┌──

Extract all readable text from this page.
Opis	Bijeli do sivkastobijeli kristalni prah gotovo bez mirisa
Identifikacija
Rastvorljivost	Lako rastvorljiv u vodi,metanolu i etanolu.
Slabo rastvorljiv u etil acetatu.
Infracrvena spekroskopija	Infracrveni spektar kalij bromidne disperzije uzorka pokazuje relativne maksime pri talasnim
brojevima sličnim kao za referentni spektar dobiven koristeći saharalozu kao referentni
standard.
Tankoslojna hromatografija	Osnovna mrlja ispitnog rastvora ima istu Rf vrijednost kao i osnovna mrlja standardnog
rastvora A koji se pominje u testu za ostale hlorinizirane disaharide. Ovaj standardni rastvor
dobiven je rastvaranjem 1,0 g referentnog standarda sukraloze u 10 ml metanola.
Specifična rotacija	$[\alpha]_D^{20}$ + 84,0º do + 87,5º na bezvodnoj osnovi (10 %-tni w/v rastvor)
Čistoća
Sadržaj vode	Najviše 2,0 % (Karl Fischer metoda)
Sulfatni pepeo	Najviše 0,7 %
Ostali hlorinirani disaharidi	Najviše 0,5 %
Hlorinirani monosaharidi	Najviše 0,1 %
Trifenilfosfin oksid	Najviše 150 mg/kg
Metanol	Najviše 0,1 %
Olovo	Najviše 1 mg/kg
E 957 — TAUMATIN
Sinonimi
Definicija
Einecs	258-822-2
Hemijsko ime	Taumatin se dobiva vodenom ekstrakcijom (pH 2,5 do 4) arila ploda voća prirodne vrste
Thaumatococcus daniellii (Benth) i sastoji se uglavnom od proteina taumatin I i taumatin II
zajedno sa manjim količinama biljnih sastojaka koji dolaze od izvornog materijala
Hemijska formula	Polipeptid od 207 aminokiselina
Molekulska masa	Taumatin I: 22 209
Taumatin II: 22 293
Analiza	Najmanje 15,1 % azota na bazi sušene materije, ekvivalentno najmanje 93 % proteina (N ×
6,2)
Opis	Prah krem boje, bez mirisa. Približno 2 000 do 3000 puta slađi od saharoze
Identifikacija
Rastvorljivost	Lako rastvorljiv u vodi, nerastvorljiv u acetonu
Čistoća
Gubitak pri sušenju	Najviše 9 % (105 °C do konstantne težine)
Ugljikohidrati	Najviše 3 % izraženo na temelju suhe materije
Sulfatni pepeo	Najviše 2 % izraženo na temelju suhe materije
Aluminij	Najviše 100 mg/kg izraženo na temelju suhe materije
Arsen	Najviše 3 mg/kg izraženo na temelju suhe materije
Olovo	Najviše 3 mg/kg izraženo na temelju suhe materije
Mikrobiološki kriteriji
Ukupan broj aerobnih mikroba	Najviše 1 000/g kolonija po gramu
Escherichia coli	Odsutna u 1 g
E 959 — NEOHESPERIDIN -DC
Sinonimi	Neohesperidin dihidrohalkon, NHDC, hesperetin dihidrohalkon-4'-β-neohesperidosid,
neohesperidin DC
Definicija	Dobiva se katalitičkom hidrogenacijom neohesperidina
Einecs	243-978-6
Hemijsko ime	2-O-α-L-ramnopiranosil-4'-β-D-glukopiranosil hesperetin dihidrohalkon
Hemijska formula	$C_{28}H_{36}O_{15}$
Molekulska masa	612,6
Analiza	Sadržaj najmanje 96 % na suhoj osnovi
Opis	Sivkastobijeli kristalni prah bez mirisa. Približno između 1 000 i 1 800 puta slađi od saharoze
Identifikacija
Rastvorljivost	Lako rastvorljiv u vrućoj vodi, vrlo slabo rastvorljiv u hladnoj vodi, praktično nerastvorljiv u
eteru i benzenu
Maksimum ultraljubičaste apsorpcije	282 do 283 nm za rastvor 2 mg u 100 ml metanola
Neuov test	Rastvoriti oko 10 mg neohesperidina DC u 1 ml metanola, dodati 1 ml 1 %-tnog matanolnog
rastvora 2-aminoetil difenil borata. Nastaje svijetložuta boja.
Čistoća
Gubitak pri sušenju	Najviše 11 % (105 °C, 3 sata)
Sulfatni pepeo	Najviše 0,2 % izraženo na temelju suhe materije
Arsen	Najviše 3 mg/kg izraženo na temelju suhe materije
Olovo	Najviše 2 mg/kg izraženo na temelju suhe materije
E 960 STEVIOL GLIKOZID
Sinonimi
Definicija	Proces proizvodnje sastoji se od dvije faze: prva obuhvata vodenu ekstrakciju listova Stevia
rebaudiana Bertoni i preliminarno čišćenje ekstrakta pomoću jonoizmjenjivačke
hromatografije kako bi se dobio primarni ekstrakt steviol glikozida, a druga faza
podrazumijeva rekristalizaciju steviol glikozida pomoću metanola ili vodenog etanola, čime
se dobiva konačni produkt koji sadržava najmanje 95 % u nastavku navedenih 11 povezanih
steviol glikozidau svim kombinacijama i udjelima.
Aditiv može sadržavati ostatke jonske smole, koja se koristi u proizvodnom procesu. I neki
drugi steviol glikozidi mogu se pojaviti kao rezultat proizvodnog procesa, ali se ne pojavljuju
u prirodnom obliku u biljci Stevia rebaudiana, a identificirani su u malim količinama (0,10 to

└──

**Exercise requirements:**
Show, from the material above, each line that includes the string "masa".

**Answer to this task:**
Molekulska masa	Taumatin I: 22 209
Molekulska masa	612,6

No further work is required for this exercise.